__INSTRUCTIONS FOR THE TASK__
Print all of the data exactly as written.

— start SUPPLIED MATERIAL —

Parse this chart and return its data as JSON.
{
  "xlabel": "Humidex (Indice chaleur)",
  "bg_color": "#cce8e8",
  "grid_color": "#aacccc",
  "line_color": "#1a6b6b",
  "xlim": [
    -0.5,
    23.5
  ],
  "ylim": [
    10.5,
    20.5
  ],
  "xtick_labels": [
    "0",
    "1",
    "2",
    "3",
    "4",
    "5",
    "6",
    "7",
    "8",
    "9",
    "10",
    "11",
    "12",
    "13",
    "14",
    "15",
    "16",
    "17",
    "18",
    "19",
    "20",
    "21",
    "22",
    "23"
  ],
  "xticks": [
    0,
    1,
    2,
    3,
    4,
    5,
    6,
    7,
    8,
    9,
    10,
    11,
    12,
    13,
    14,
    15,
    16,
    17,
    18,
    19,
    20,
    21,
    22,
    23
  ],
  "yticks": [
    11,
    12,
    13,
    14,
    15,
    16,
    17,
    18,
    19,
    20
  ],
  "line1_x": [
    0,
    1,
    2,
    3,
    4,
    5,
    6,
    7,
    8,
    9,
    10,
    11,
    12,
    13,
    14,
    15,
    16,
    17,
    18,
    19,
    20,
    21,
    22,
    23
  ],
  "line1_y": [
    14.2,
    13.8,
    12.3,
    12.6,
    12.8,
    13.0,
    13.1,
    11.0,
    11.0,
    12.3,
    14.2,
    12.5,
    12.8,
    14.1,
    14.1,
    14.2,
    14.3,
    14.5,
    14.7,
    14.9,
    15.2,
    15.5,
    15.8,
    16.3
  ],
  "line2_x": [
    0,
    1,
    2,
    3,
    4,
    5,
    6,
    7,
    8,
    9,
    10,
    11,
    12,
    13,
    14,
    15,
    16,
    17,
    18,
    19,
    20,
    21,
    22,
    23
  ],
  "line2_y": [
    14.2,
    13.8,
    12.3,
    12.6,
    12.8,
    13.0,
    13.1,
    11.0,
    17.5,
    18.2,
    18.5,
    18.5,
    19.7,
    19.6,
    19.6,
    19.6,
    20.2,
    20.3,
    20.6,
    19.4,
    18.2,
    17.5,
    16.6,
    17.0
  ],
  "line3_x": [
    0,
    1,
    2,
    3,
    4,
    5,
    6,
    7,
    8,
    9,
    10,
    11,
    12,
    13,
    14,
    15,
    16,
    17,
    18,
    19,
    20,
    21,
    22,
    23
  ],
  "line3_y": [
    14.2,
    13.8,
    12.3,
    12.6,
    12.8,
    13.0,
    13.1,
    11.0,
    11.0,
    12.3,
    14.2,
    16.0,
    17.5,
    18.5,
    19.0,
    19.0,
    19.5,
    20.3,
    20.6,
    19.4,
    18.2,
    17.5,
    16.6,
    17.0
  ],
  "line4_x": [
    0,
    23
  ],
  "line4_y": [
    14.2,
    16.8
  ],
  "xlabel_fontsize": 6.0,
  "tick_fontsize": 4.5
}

— end SUPPLIED MATERIAL —

__COMPLETED EXERCISE__
Parse this chart and return its data as JSON.
{
  "xlabel": "Humidex (Indice chaleur)",
  "bg_color": "#cce8e8",
  "grid_color": "#aacccc",
  "line_color": "#1a6b6b",
  "xlim": [
    -0.5,
    23.5
  ],
  "ylim": [
    10.5,
    20.5
  ],
  "xtick_labels": [
    "0",
    "1",
    "2",
    "3",
    "4",
    "5",
    "6",
    "7",
    "8",
    "9",
    "10",
    "11",
    "12",
    "13",
    "14",
    "15",
    "16",
    "17",
    "18",
    "19",
    "20",
    "21",
    "22",
    "23"
  ],
  "xticks": [
    0,
    1,
    2,
    3,
    4,
    5,
    6,
    7,
    8,
    9,
    10,
    11,
    12,
    13,
    14,
    15,
    16,
    17,
    18,
    19,
    20,
    21,
    22,
    23
  ],
  "yticks": [
    11,
    12,
    13,
    14,
    15,
    16,
    17,
    18,
    19,
    20
  ],
  "line1_x": [
    0,
    1,
    2,
    3,
    4,
    5,
    6,
    7,
    8,
    9,
    10,
    11,
    12,
    13,
    14,
    15,
    16,
    17,
    18,
    19,
    20,
    21,
    22,
    23
  ],
  "line1_y": [
    14.2,
    13.8,
    12.3,
    12.6,
    12.8,
    13.0,
    13.1,
    11.0,
    11.0,
    12.3,
    14.2,
    12.5,
    12.8,
    14.1,
    14.1,
    14.2,
    14.3,
    14.5,
    14.7,
    14.9,
    15.2,
    15.5,
    15.8,
    16.3
  ],
  "line2_x": [
    0,
    1,
    2,
    3,
    4,
    5,
    6,
    7,
    8,
    9,
    10,
    11,
    12,
    13,
    14,
    15,
    16,
    17,
    18,
    19,
    20,
    21,
    22,
    23
  ],
  "line2_y": [
    14.2,
    13.8,
    12.3,
    12.6,
    12.8,
    13.0,
    13.1,
    11.0,
    17.5,
    18.2,
    18.5,
    18.5,
    19.7,
    19.6,
    19.6,
    19.6,
    20.2,
    20.3,
    20.6,
    19.4,
    18.2,
    17.5,
    16.6,
    17.0
  ],
  "line3_x": [
    0,
    1,
    2,
    3,
    4,
    5,
    6,
    7,
    8,
    9,
    10,
    11,
    12,
    13,
    14,
    15,
    16,
    17,
    18,
    19,
    20,
    21,
    22,
    23
  ],
  "line3_y": [
    14.2,
    13.8,
    12.3,
    12.6,
    12.8,
    13.0,
    13.1,
    11.0,
    11.0,
    12.3,
    14.2,
    16.0,
    17.5,
    18.5,
    19.0,
    19.0,
    19.5,
    20.3,
    20.6,
    19.4,
    18.2,
    17.5,
    16.6,
    17.0
  ],
  "line4_x": [
    0,
    23
  ],
  "line4_y": [
    14.2,
    16.8
  ],
  "xlabel_fontsize": 6.0,
  "tick_fontsize": 4.5
}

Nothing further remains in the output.